(YOUR INSTRUCTIONS) Would you retype all of these records exactly?
───── PROVIDED INFORMATION ─────
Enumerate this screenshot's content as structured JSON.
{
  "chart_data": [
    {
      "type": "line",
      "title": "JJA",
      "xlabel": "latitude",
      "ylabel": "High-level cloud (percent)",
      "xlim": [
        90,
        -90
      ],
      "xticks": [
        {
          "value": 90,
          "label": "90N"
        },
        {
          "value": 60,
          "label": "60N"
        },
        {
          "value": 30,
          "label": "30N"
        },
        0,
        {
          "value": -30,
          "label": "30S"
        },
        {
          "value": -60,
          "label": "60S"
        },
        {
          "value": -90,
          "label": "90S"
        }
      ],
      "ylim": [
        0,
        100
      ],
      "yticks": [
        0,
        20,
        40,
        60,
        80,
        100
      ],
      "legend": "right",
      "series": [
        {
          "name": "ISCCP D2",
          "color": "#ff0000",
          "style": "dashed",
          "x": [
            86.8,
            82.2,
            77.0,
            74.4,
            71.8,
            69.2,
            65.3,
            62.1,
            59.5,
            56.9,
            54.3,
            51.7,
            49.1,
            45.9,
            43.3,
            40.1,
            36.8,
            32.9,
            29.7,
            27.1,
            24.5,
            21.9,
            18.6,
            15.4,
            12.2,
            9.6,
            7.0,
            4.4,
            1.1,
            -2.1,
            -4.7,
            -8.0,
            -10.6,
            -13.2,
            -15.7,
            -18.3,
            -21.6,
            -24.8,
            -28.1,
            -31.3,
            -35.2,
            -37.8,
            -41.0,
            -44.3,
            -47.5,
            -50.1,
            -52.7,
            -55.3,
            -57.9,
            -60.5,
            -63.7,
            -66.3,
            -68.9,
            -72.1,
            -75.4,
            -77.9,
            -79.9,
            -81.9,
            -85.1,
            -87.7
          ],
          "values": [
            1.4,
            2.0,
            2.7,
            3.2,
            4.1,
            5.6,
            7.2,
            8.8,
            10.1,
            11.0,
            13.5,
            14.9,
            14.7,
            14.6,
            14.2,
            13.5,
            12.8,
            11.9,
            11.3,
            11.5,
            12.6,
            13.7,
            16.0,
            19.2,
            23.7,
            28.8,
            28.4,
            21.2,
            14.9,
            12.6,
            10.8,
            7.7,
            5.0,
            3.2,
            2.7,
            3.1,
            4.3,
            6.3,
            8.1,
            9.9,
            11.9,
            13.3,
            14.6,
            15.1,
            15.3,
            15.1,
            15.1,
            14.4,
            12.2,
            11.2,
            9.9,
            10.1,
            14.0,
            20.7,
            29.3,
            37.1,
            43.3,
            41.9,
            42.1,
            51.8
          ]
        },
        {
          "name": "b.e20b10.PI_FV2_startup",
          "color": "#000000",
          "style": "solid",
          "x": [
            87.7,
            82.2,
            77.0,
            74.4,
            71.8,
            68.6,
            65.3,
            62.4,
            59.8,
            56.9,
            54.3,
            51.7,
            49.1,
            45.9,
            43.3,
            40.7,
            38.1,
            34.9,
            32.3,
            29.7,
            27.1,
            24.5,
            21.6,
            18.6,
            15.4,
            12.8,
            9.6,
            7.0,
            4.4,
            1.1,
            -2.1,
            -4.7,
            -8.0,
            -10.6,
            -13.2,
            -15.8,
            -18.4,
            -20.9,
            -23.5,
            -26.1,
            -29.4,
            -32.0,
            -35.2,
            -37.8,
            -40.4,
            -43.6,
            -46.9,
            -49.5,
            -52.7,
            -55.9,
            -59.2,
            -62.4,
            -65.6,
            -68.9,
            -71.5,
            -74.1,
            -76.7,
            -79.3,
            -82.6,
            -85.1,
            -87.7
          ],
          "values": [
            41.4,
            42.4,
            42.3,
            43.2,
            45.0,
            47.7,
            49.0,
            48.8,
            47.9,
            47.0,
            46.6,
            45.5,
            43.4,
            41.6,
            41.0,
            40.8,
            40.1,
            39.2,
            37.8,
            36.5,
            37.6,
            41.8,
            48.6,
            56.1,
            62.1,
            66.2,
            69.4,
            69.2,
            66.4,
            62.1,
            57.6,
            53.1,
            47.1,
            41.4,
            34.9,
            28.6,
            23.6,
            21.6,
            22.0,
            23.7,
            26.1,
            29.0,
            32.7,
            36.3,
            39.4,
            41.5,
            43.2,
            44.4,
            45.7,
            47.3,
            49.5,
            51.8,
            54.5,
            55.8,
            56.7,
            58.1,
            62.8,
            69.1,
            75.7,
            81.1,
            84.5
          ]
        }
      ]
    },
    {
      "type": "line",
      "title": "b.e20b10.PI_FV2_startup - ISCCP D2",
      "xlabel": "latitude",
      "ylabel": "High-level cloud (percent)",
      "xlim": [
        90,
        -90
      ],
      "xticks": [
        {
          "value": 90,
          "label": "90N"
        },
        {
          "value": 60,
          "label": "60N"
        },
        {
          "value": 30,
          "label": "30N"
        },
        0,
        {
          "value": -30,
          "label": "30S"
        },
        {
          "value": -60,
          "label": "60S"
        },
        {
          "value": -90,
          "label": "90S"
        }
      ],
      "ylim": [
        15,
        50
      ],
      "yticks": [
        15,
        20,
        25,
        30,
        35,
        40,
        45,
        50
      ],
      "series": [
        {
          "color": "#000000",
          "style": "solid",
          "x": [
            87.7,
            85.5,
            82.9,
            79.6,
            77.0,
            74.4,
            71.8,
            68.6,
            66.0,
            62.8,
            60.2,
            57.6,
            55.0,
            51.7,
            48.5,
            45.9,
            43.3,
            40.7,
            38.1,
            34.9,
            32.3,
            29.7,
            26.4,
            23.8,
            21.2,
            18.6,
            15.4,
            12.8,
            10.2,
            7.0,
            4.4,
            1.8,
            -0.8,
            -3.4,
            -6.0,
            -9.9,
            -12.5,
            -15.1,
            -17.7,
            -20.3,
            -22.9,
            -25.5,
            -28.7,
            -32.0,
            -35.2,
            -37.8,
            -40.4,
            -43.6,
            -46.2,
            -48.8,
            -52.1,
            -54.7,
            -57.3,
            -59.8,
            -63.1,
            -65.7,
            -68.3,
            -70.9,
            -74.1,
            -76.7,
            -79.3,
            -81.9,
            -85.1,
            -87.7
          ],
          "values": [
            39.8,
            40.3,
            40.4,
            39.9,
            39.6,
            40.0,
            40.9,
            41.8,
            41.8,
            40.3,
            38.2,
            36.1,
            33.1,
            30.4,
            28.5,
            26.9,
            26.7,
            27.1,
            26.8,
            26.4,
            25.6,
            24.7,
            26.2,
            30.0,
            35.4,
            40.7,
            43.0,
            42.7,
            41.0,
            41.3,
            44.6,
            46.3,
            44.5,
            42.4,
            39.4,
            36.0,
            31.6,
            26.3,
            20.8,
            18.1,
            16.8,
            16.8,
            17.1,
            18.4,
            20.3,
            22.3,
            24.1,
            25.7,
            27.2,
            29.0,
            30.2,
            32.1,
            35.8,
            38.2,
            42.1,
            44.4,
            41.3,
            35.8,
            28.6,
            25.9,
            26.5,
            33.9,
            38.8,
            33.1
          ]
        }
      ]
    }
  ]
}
─────
(REPLY TO THE EXERCISE)
Enumerate this screenshot's content as structured JSON.
{
  "chart_data": [
    {
      "type": "line",
      "title": "JJA",
      "xlabel": "latitude",
      "ylabel": "High-level cloud (percent)",
      "xlim": [
        90,
        -90
      ],
      "xticks": [
        {
          "value": 90,
          "label": "90N"
        },
        {
          "value": 60,
          "label": "60N"
        },
        {
          "value": 30,
          "label": "30N"
        },
        0,
        {
          "value": -30,
          "label": "30S"
        },
        {
          "value": -60,
          "label": "60S"
        },
        {
          "value": -90,
          "label": "90S"
        }
      ],
      "ylim": [
        0,
        100
      ],
      "yticks": [
        0,
        20,
        40,
        60,
        80,
        100
      ],
      "legend": "right",
      "series": [
        {
          "name": "ISCCP D2",
          "color": "#ff0000",
          "style": "dashed",
          "x": [
            86.8,
            82.2,
            77.0,
            74.4,
            71.8,
            69.2,
            65.3,
            62.1,
            59.5,
            56.9,
            54.3,
            51.7,
            49.1,
            45.9,
            43.3,
            40.1,
            36.8,
            32.9,
            29.7,
            27.1,
            24.5,
            21.9,
            18.6,
            15.4,
            12.2,
            9.6,
            7.0,
            4.4,
            1.1,
            -2.1,
            -4.7,
            -8.0,
            -10.6,
            -13.2,
            -15.7,
            -18.3,
            -21.6,
            -24.8,
            -28.1,
            -31.3,
            -35.2,
            -37.8,
            -41.0,
            -44.3,
            -47.5,
            -50.1,
            -52.7,
            -55.3,
            -57.9,
            -60.5,
            -63.7,
            -66.3,
            -68.9,
            -72.1,
            -75.4,
            -77.9,
            -79.9,
            -81.9,
            -85.1,
            -87.7
          ],
          "values": [
            1.4,
            2.0,
            2.7,
            3.2,
            4.1,
            5.6,
            7.2,
            8.8,
            10.1,
            11.0,
            13.5,
            14.9,
            14.7,
            14.6,
            14.2,
            13.5,
            12.8,
            11.9,
            11.3,
            11.5,
            12.6,
            13.7,
            16.0,
            19.2,
            23.7,
            28.8,
            28.4,
            21.2,
            14.9,
            12.6,
            10.8,
            7.7,
            5.0,
            3.2,
            2.7,
            3.1,
            4.3,
            6.3,
            8.1,
            9.9,
            11.9,
            13.3,
            14.6,
            15.1,
            15.3,
            15.1,
            15.1,
            14.4,
            12.2,
            11.2,
            9.9,
            10.1,
            14.0,
            20.7,
            29.3,
            37.1,
            43.3,
            41.9,
            42.1,
            51.8
          ]
        },
        {
          "name": "b.e20b10.PI_FV2_startup",
          "color": "#000000",
          "style": "solid",
          "x": [
            87.7,
            82.2,
            77.0,
            74.4,
            71.8,
            68.6,
            65.3,
            62.4,
            59.8,
            56.9,
            54.3,
            51.7,
            49.1,
            45.9,
            43.3,
            40.7,
            38.1,
            34.9,
            32.3,
            29.7,
            27.1,
            24.5,
            21.6,
            18.6,
            15.4,
            12.8,
            9.6,
            7.0,
            4.4,
            1.1,
            -2.1,
            -4.7,
            -8.0,
            -10.6,
            -13.2,
            -15.8,
            -18.4,
            -20.9,
            -23.5,
            -26.1,
            -29.4,
            -32.0,
            -35.2,
            -37.8,
            -40.4,
            -43.6,
            -46.9,
            -49.5,
            -52.7,
            -55.9,
            -59.2,
            -62.4,
            -65.6,
            -68.9,
            -71.5,
            -74.1,
            -76.7,
            -79.3,
            -82.6,
            -85.1,
            -87.7
          ],
          "values": [
            41.4,
            42.4,
            42.3,
            43.2,
            45.0,
            47.7,
            49.0,
            48.8,
            47.9,
            47.0,
            46.6,
            45.5,
            43.4,
            41.6,
            41.0,
            40.8,
            40.1,
            39.2,
            37.8,
            36.5,
            37.6,
            41.8,
            48.6,
            56.1,
            62.1,
            66.2,
            69.4,
            69.2,
            66.4,
            62.1,
            57.6,
            53.1,
            47.1,
            41.4,
            34.9,
            28.6,
            23.6,
            21.6,
            22.0,
            23.7,
            26.1,
            29.0,
            32.7,
            36.3,
            39.4,
            41.5,
            43.2,
            44.4,
            45.7,
            47.3,
            49.5,
            51.8,
            54.5,
            55.8,
            56.7,
            58.1,
            62.8,
            69.1,
            75.7,
            81.1,
            84.5
          ]
        }
      ]
    },
    {
      "type": "line",
      "title": "b.e20b10.PI_FV2_startup - ISCCP D2",
      "xlabel": "latitude",
      "ylabel": "High-level cloud (percent)",
      "xlim": [
        90,
        -90
      ],
      "xticks": [
        {
          "value": 90,
          "label": "90N"
        },
        {
          "value": 60,
          "label": "60N"
        },
        {
          "value": 30,
          "label": "30N"
        },
        0,
        {
          "value": -30,
          "label": "30S"
        },
        {
          "value": -60,
          "label": "60S"
        },
        {
          "value": -90,
          "label": "90S"
        }
      ],
      "ylim": [
        15,
        50
      ],
      "yticks": [
        15,
        20,
        25,
        30,
        35,
        40,
        45,
        50
      ],
      "series": [
        {
          "color": "#000000",
          "style": "solid",
          "x": [
            87.7,
            85.5,
            82.9,
            79.6,
            77.0,
            74.4,
            71.8,
            68.6,
            66.0,
            62.8,
            60.2,
            57.6,
            55.0,
            51.7,
            48.5,
            45.9,
            43.3,
            40.7,
            38.1,
            34.9,
            32.3,
            29.7,
            26.4,
            23.8,
            21.2,
            18.6,
            15.4,
            12.8,
            10.2,
            7.0,
            4.4,
            1.8,
            -0.8,
            -3.4,
            -6.0,
            -9.9,
            -12.5,
            -15.1,
            -17.7,
            -20.3,
            -22.9,
            -25.5,
            -28.7,
            -32.0,
            -35.2,
            -37.8,
            -40.4,
            -43.6,
            -46.2,
            -48.8,
            -52.1,
            -54.7,
            -57.3,
            -59.8,
            -63.1,
            -65.7,
            -68.3,
            -70.9,
            -74.1,
            -76.7,
            -79.3,
            -81.9,
            -85.1,
            -87.7
          ],
          "values": [
            39.8,
            40.3,
            40.4,
            39.9,
            39.6,
            40.0,
            40.9,
            41.8,
            41.8,
            40.3,
            38.2,
            36.1,
            33.1,
            30.4,
            28.5,
            26.9,
            26.7,
            27.1,
            26.8,
            26.4,
            25.6,
            24.7,
            26.2,
            30.0,
            35.4,
            40.7,
            43.0,
            42.7,
            41.0,
            41.3,
            44.6,
            46.3,
            44.5,
            42.4,
            39.4,
            36.0,
            31.6,
            26.3,
            20.8,
            18.1,
            16.8,
            16.8,
            17.1,
            18.4,
            20.3,
            22.3,
            24.1,
            25.7,
            27.2,
            29.0,
            30.2,
            32.1,
            35.8,
            38.2,
            42.1,
            44.4,
            41.3,
            35.8,
            28.6,
            25.9,
            26.5,
            33.9,
            38.8,
            33.1
          ]
        }
      ]
    }
  ]
}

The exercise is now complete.